Task brief: Print all the records exactly, please.

Input records:
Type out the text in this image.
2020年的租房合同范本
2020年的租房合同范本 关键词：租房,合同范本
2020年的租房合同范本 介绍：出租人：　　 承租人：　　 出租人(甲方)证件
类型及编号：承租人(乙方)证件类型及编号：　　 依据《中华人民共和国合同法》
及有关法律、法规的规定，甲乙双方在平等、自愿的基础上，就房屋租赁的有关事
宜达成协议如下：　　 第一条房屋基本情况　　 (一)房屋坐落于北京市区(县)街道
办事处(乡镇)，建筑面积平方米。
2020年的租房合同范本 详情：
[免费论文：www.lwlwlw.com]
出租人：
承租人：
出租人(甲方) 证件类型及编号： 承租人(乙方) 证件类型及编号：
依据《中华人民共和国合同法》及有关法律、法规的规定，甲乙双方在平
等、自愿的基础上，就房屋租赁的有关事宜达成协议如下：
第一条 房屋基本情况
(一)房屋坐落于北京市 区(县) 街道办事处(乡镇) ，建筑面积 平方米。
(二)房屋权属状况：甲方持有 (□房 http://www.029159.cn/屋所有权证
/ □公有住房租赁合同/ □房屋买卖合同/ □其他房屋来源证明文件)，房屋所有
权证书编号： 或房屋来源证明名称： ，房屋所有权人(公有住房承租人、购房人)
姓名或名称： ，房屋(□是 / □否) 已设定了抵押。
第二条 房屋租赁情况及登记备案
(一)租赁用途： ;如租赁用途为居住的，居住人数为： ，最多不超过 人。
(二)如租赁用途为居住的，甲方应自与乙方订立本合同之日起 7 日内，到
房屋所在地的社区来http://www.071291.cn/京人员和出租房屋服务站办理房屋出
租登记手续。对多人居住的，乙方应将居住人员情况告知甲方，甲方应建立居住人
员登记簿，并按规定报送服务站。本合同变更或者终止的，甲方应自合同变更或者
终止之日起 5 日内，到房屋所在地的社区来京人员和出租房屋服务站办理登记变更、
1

Correct response:
Type out the text in this image.
2020年的租房合同范本
2020年的租房合同范本 关键词：租房,合同范本
2020年的租房合同范本 介绍：出租人：　　 承租人：　　 出租人(甲方)证件
类型及编号：承租人(乙方)证件类型及编号：　　 依据《中华人民共和国合同法》
及有关法律、法规的规定，甲乙双方在平等、自愿的基础上，就房屋租赁的有关事
宜达成协议如下：　　 第一条房屋基本情况　　 (一)房屋坐落于北京市区(县)街道
办事处(乡镇)，建筑面积平方米。
2020年的租房合同范本 详情：
[免费论文：www.lwlwlw.com]
出租人：
承租人：
出租人(甲方) 证件类型及编号： 承租人(乙方) 证件类型及编号：
依据《中华人民共和国合同法》及有关法律、法规的规定，甲乙双方在平
等、自愿的基础上，就房屋租赁的有关事宜达成协议如下：
第一条 房屋基本情况
(一)房屋坐落于北京市 区(县) 街道办事处(乡镇) ，建筑面积 平方米。
(二)房屋权属状况：甲方持有 (□房 http://www.029159.cn/屋所有权证
/ □公有住房租赁合同/ □房屋买卖合同/ □其他房屋来源证明文件)，房屋所有
权证书编号： 或房屋来源证明名称： ，房屋所有权人(公有住房承租人、购房人)
姓名或名称： ，房屋(□是 / □否) 已设定了抵押。
第二条 房屋租赁情况及登记备案
(一)租赁用途： ;如租赁用途为居住的，居住人数为： ，最多不超过 人。
(二)如租赁用途为居住的，甲方应自与乙方订立本合同之日起 7 日内，到
房屋所在地的社区来http://www.071291.cn/京人员和出租房屋服务站办理房屋出
租登记手续。对多人居住的，乙方应将居住人员情况告知甲方，甲方应建立居住人
员登记簿，并按规定报送服务站。本合同变更或者终止的，甲方应自合同变更或者
终止之日起 5 日内，到房屋所在地的社区来京人员和出租房屋服务站办理登记变更、
1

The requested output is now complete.